[Rows from a figure dataset]
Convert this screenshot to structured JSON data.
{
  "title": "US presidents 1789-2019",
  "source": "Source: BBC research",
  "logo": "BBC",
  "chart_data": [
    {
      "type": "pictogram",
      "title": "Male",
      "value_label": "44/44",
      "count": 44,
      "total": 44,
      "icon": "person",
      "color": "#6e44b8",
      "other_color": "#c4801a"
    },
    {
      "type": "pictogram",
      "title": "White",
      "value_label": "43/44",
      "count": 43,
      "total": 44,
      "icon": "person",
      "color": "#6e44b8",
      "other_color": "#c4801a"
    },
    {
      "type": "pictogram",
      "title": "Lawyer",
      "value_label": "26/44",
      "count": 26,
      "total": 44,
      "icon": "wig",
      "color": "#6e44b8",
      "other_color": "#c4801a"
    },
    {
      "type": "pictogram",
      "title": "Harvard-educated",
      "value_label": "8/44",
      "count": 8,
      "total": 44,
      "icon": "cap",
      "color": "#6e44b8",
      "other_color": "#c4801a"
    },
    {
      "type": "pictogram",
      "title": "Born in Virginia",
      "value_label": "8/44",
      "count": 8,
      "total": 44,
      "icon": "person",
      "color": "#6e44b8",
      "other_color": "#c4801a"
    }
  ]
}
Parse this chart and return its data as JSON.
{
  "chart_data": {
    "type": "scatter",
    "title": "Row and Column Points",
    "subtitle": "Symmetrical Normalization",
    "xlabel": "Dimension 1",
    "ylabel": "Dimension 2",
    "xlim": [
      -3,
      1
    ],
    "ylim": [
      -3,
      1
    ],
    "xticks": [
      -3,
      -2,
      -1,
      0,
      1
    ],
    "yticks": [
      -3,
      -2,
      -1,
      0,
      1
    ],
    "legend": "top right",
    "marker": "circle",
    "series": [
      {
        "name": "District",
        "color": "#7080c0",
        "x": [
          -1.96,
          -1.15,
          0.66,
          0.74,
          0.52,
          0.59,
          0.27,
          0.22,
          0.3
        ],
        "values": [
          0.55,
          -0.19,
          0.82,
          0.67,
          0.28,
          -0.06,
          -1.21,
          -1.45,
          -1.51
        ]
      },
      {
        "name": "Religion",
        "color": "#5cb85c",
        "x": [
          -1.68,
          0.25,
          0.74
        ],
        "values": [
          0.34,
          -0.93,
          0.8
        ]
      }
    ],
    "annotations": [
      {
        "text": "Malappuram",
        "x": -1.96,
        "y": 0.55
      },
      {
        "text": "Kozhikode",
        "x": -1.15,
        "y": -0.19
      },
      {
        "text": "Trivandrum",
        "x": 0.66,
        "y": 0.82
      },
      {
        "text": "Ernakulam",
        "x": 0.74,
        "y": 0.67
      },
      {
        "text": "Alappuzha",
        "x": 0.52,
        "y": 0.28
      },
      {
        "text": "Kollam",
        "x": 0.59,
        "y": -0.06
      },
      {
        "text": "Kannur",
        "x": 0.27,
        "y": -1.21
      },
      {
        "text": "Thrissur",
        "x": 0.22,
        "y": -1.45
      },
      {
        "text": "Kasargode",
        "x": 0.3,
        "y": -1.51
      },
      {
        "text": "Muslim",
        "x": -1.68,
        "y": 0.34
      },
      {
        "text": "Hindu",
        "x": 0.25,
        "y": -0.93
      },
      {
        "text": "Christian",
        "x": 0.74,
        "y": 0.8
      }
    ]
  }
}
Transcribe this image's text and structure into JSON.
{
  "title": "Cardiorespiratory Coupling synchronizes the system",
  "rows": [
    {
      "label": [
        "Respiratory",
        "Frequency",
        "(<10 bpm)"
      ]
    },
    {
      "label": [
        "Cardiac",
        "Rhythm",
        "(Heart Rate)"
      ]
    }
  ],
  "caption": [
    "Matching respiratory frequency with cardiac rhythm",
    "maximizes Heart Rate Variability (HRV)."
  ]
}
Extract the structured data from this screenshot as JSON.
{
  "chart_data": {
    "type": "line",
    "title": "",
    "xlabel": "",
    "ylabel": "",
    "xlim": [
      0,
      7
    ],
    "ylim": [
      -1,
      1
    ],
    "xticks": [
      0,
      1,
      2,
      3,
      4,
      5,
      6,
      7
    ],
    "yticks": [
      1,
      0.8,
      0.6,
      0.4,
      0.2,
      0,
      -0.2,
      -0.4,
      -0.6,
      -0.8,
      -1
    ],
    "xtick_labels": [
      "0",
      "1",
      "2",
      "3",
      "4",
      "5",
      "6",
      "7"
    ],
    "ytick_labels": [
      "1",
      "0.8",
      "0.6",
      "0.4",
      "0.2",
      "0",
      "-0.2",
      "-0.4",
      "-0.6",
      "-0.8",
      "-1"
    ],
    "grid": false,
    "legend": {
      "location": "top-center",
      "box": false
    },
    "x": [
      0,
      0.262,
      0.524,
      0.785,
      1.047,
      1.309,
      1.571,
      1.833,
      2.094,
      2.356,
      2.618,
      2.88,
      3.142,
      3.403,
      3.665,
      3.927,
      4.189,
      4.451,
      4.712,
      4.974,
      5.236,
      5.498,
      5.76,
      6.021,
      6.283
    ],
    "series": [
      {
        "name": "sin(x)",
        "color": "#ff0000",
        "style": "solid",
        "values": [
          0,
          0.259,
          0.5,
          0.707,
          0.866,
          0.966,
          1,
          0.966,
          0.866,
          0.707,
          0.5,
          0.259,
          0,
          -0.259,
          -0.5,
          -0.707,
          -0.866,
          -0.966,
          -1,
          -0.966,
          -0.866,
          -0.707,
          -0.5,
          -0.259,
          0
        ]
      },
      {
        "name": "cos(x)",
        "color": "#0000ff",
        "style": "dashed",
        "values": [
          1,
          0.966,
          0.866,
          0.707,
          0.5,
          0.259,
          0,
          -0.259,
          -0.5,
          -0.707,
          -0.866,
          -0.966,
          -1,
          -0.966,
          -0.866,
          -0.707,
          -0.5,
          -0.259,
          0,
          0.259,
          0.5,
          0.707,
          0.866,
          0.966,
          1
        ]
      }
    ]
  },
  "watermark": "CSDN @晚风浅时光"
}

Your instructions:
Retype the records in full. Keep every line identical to the original.

Task solution:
Convert this screenshot to structured JSON data.
{
  "title": "US presidents 1789-2019",
  "source": "Source: BBC research",
  "logo": "BBC",
  "chart_data": [
    {
      "type": "pictogram",
      "title": "Male",
      "value_label": "44/44",
      "count": 44,
      "total": 44,
      "icon": "person",
      "color": "#6e44b8",
      "other_color": "#c4801a"
    },
    {
      "type": "pictogram",
      "title": "White",
      "value_label": "43/44",
      "count": 43,
      "total": 44,
      "icon": "person",
      "color": "#6e44b8",
      "other_color": "#c4801a"
    },
    {
      "type": "pictogram",
      "title": "Lawyer",
      "value_label": "26/44",
      "count": 26,
      "total": 44,
      "icon": "wig",
      "color": "#6e44b8",
      "other_color": "#c4801a"
    },
    {
      "type": "pictogram",
      "title": "Harvard-educated",
      "value_label": "8/44",
      "count": 8,
      "total": 44,
      "icon": "cap",
      "color": "#6e44b8",
      "other_color": "#c4801a"
    },
    {
      "type": "pictogram",
      "title": "Born in Virginia",
      "value_label": "8/44",
      "count": 8,
      "total": 44,
      "icon": "person",
      "color": "#6e44b8",
      "other_color": "#c4801a"
    }
  ]
}
Parse this chart and return its data as JSON.
{
  "chart_data": {
    "type": "scatter",
    "title": "Row and Column Points",
    "subtitle": "Symmetrical Normalization",
    "xlabel": "Dimension 1",
    "ylabel": "Dimension 2",
    "xlim": [
      -3,
      1
    ],
    "ylim": [
      -3,
      1
    ],
    "xticks": [
      -3,
      -2,
      -1,
      0,
      1
    ],
    "yticks": [
      -3,
      -2,
      -1,
      0,
      1
    ],
    "legend": "top right",
    "marker": "circle",
    "series": [
      {
        "name": "District",
        "color": "#7080c0",
        "x": [
          -1.96,
          -1.15,
          0.66,
          0.74,
          0.52,
          0.59,
          0.27,
          0.22,
          0.3
        ],
        "values": [
          0.55,
          -0.19,
          0.82,
          0.67,
          0.28,
          -0.06,
          -1.21,
          -1.45,
          -1.51
        ]
      },
      {
        "name": "Religion",
        "color": "#5cb85c",
        "x": [
          -1.68,
          0.25,
          0.74
        ],
        "values": [
          0.34,
          -0.93,
          0.8
        ]
      }
    ],
    "annotations": [
      {
        "text": "Malappuram",
        "x": -1.96,
        "y": 0.55
      },
      {
        "text": "Kozhikode",
        "x": -1.15,
        "y": -0.19
      },
      {
        "text": "Trivandrum",
        "x": 0.66,
        "y": 0.82
      },
      {
        "text": "Ernakulam",
        "x": 0.74,
        "y": 0.67
      },
      {
        "text": "Alappuzha",
        "x": 0.52,
        "y": 0.28
      },
      {
        "text": "Kollam",
        "x": 0.59,
        "y": -0.06
      },
      {
        "text": "Kannur",
        "x": 0.27,
        "y": -1.21
      },
      {
        "text": "Thrissur",
        "x": 0.22,
        "y": -1.45
      },
      {
        "text": "Kasargode",
        "x": 0.3,
        "y": -1.51
      },
      {
        "text": "Muslim",
        "x": -1.68,
        "y": 0.34
      },
      {
        "text": "Hindu",
        "x": 0.25,
        "y": -0.93
      },
      {
        "text": "Christian",
        "x": 0.74,
        "y": 0.8
      }
    ]
  }
}
Transcribe this image's text and structure into JSON.
{
  "title": "Cardiorespiratory Coupling synchronizes the system",
  "rows": [
    {
      "label": [
        "Respiratory",
        "Frequency",
        "(<10 bpm)"
      ]
    },
    {
      "label": [
        "Cardiac",
        "Rhythm",
        "(Heart Rate)"
      ]
    }
  ],
  "caption": [
    "Matching respiratory frequency with cardiac rhythm",
    "maximizes Heart Rate Variability (HRV)."
  ]
}
Extract the structured data from this screenshot as JSON.
{
  "chart_data": {
    "type": "line",
    "title": "",
    "xlabel": "",
    "ylabel": "",
    "xlim": [
      0,
      7
    ],
    "ylim": [
      -1,
      1
    ],
    "xticks": [
      0,
      1,
      2,
      3,
      4,
      5,
      6,
      7
    ],
    "yticks": [
      1,
      0.8,
      0.6,
      0.4,
      0.2,
      0,
      -0.2,
      -0.4,
      -0.6,
      -0.8,
      -1
    ],
    "xtick_labels": [
      "0",
      "1",
      "2",
      "3",
      "4",
      "5",
      "6",
      "7"
    ],
    "ytick_labels": [
      "1",
      "0.8",
      "0.6",
      "0.4",
      "0.2",
      "0",
      "-0.2",
      "-0.4",
      "-0.6",
      "-0.8",
      "-1"
    ],
    "grid": false,
    "legend": {
      "location": "top-center",
      "box": false
    },
    "x": [
      0,
      0.262,
      0.524,
      0.785,
      1.047,
      1.309,
      1.571,
      1.833,
      2.094,
      2.356,
      2.618,
      2.88,
      3.142,
      3.403,
      3.665,
      3.927,
      4.189,
      4.451,
      4.712,
      4.974,
      5.236,
      5.498,
      5.76,
      6.021,
      6.283
    ],
    "series": [
      {
        "name": "sin(x)",
        "color": "#ff0000",
        "style": "solid",
        "values": [
          0,
          0.259,
          0.5,
          0.707,
          0.866,
          0.966,
          1,
          0.966,
          0.866,
          0.707,
          0.5,
          0.259,
          0,
          -0.259,
          -0.5,
          -0.707,
          -0.866,
          -0.966,
          -1,
          -0.966,
          -0.866,
          -0.707,
          -0.5,
          -0.259,
          0
        ]
      },
      {
        "name": "cos(x)",
        "color": "#0000ff",
        "style": "dashed",
        "values": [
          1,
          0.966,
          0.866,
          0.707,
          0.5,
          0.259,
          0,
          -0.259,
          -0.5,
          -0.707,
          -0.866,
          -0.966,
          -1,
          -0.966,
          -0.866,
          -0.707,
          -0.5,
          -0.259,
          0,
          0.259,
          0.5,
          0.707,
          0.866,
          0.966,
          1
        ]
      }
    ]
  },
  "watermark": "CSDN @晚风浅时光"
}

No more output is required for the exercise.